▼
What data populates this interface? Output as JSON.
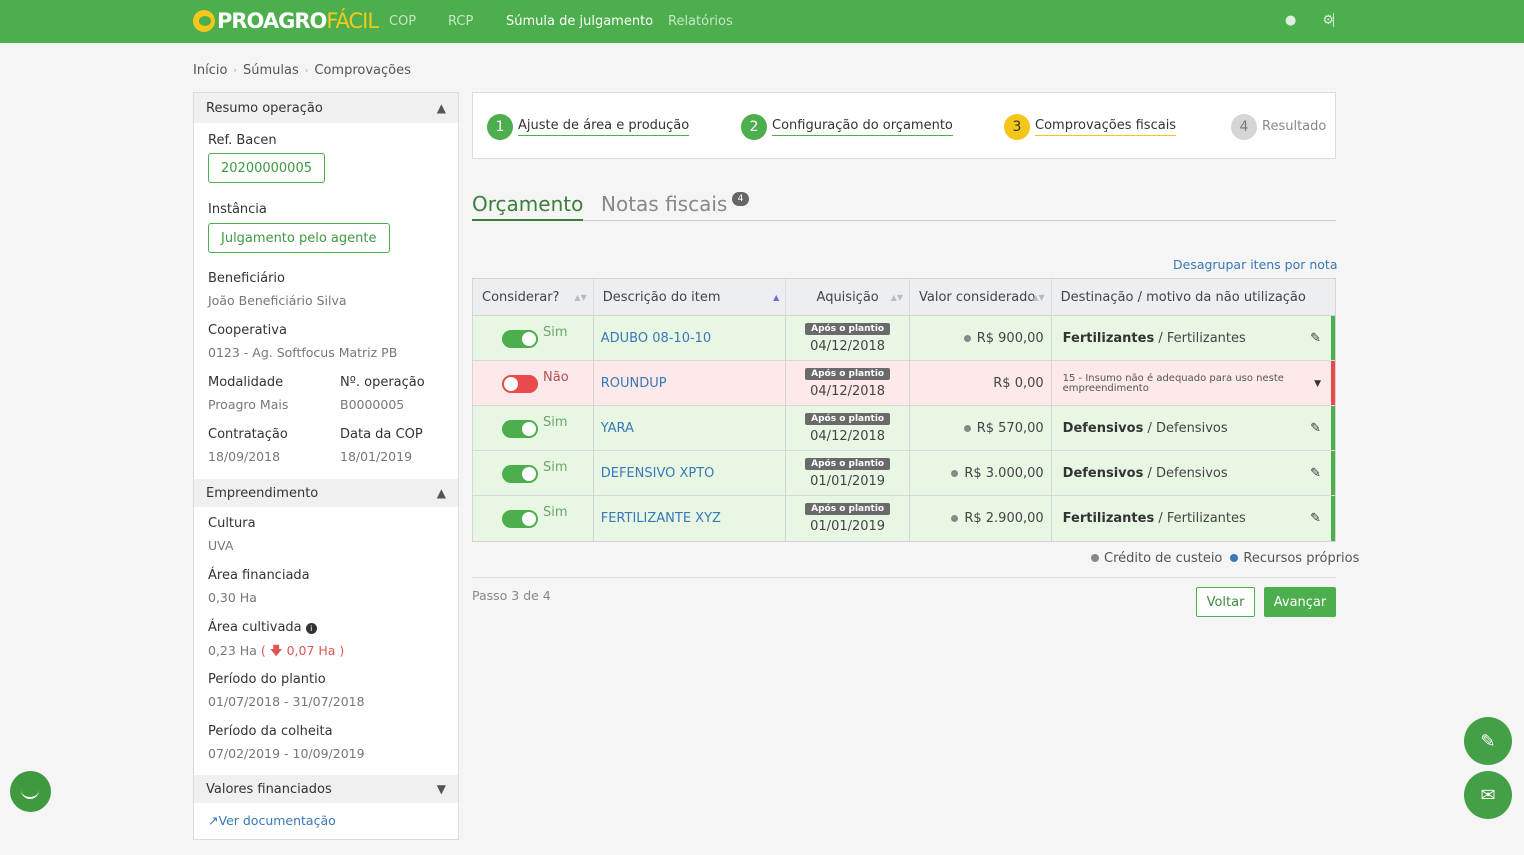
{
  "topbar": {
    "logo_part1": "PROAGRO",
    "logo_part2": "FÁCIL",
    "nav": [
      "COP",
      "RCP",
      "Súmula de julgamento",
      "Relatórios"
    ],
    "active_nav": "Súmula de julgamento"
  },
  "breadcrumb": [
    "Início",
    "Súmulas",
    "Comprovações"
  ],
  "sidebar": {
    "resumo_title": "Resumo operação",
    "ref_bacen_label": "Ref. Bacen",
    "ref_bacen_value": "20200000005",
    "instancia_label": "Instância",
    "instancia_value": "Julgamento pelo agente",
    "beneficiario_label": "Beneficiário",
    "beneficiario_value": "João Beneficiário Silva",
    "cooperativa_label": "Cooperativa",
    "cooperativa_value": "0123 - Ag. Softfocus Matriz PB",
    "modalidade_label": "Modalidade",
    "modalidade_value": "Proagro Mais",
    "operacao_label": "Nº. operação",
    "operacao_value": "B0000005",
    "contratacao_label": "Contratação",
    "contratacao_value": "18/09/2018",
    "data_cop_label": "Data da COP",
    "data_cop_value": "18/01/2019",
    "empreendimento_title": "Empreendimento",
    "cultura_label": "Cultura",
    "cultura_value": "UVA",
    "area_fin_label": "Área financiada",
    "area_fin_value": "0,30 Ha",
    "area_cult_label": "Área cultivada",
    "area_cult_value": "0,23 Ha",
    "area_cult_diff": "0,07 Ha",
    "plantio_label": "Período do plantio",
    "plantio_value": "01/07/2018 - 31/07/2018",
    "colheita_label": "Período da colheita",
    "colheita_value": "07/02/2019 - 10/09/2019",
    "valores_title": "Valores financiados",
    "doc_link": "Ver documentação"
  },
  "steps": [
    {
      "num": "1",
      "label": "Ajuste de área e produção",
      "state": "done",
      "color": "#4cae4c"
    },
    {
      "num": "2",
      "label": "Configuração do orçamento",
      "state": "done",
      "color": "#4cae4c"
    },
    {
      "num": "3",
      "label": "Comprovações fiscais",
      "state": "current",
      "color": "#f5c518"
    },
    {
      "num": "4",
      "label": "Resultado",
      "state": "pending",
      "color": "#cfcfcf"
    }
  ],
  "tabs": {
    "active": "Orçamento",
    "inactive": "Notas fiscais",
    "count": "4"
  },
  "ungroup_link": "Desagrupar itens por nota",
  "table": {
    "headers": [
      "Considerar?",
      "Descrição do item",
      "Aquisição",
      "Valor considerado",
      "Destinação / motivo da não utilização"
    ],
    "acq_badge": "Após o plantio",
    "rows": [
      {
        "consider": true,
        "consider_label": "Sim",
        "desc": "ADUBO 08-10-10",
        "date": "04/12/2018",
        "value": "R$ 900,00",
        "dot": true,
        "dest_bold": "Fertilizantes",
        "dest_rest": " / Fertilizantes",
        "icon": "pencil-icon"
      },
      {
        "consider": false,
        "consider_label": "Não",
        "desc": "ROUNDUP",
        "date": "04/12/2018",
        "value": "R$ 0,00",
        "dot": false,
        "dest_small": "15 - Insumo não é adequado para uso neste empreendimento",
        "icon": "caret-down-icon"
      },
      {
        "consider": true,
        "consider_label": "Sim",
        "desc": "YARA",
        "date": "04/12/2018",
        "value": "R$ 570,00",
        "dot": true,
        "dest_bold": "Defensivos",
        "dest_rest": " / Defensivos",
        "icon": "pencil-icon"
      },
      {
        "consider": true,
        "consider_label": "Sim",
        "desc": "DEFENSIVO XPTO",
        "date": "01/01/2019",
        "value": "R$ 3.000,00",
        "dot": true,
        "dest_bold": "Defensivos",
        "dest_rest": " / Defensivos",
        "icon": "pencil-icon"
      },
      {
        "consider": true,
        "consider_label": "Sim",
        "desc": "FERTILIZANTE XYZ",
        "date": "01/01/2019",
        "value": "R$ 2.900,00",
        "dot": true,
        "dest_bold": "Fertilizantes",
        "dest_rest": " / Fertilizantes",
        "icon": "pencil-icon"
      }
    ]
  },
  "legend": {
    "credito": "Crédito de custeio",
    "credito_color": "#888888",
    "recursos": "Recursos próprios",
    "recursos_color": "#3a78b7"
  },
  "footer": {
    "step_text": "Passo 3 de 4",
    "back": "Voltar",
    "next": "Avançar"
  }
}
▲
■ Required task: Transcribe the complete set of entries verbatim. No pictures belong in the copy.

■ Task answer:
What data populates this interface? Output as JSON.
{
  "topbar": {
    "logo_part1": "PROAGRO",
    "logo_part2": "FÁCIL",
    "nav": [
      "COP",
      "RCP",
      "Súmula de julgamento",
      "Relatórios"
    ],
    "active_nav": "Súmula de julgamento"
  },
  "breadcrumb": [
    "Início",
    "Súmulas",
    "Comprovações"
  ],
  "sidebar": {
    "resumo_title": "Resumo operação",
    "ref_bacen_label": "Ref. Bacen",
    "ref_bacen_value": "20200000005",
    "instancia_label": "Instância",
    "instancia_value": "Julgamento pelo agente",
    "beneficiario_label": "Beneficiário",
    "beneficiario_value": "João Beneficiário Silva",
    "cooperativa_label": "Cooperativa",
    "cooperativa_value": "0123 - Ag. Softfocus Matriz PB",
    "modalidade_label": "Modalidade",
    "modalidade_value": "Proagro Mais",
    "operacao_label": "Nº. operação",
    "operacao_value": "B0000005",
    "contratacao_label": "Contratação",
    "contratacao_value": "18/09/2018",
    "data_cop_label": "Data da COP",
    "data_cop_value": "18/01/2019",
    "empreendimento_title": "Empreendimento",
    "cultura_label": "Cultura",
    "cultura_value": "UVA",
    "area_fin_label": "Área financiada",
    "area_fin_value": "0,30 Ha",
    "area_cult_label": "Área cultivada",
    "area_cult_value": "0,23 Ha",
    "area_cult_diff": "0,07 Ha",
    "plantio_label": "Período do plantio",
    "plantio_value": "01/07/2018 - 31/07/2018",
    "colheita_label": "Período da colheita",
    "colheita_value": "07/02/2019 - 10/09/2019",
    "valores_title": "Valores financiados",
    "doc_link": "Ver documentação"
  },
  "steps": [
    {
      "num": "1",
      "label": "Ajuste de área e produção",
      "state": "done",
      "color": "#4cae4c"
    },
    {
      "num": "2",
      "label": "Configuração do orçamento",
      "state": "done",
      "color": "#4cae4c"
    },
    {
      "num": "3",
      "label": "Comprovações fiscais",
      "state": "current",
      "color": "#f5c518"
    },
    {
      "num": "4",
      "label": "Resultado",
      "state": "pending",
      "color": "#cfcfcf"
    }
  ],
  "tabs": {
    "active": "Orçamento",
    "inactive": "Notas fiscais",
    "count": "4"
  },
  "ungroup_link": "Desagrupar itens por nota",
  "table": {
    "headers": [
      "Considerar?",
      "Descrição do item",
      "Aquisição",
      "Valor considerado",
      "Destinação / motivo da não utilização"
    ],
    "acq_badge": "Após o plantio",
    "rows": [
      {
        "consider": true,
        "consider_label": "Sim",
        "desc": "ADUBO 08-10-10",
        "date": "04/12/2018",
        "value": "R$ 900,00",
        "dot": true,
        "dest_bold": "Fertilizantes",
        "dest_rest": " / Fertilizantes",
        "icon": "pencil-icon"
      },
      {
        "consider": false,
        "consider_label": "Não",
        "desc": "ROUNDUP",
        "date": "04/12/2018",
        "value": "R$ 0,00",
        "dot": false,
        "dest_small": "15 - Insumo não é adequado para uso neste empreendimento",
        "icon": "caret-down-icon"
      },
      {
        "consider": true,
        "consider_label": "Sim",
        "desc": "YARA",
        "date": "04/12/2018",
        "value": "R$ 570,00",
        "dot": true,
        "dest_bold": "Defensivos",
        "dest_rest": " / Defensivos",
        "icon": "pencil-icon"
      },
      {
        "consider": true,
        "consider_label": "Sim",
        "desc": "DEFENSIVO XPTO",
        "date": "01/01/2019",
        "value": "R$ 3.000,00",
        "dot": true,
        "dest_bold": "Defensivos",
        "dest_rest": " / Defensivos",
        "icon": "pencil-icon"
      },
      {
        "consider": true,
        "consider_label": "Sim",
        "desc": "FERTILIZANTE XYZ",
        "date": "01/01/2019",
        "value": "R$ 2.900,00",
        "dot": true,
        "dest_bold": "Fertilizantes",
        "dest_rest": " / Fertilizantes",
        "icon": "pencil-icon"
      }
    ]
  },
  "legend": {
    "credito": "Crédito de custeio",
    "credito_color": "#888888",
    "recursos": "Recursos próprios",
    "recursos_color": "#3a78b7"
  },
  "footer": {
    "step_text": "Passo 3 de 4",
    "back": "Voltar",
    "next": "Avançar"
  }
}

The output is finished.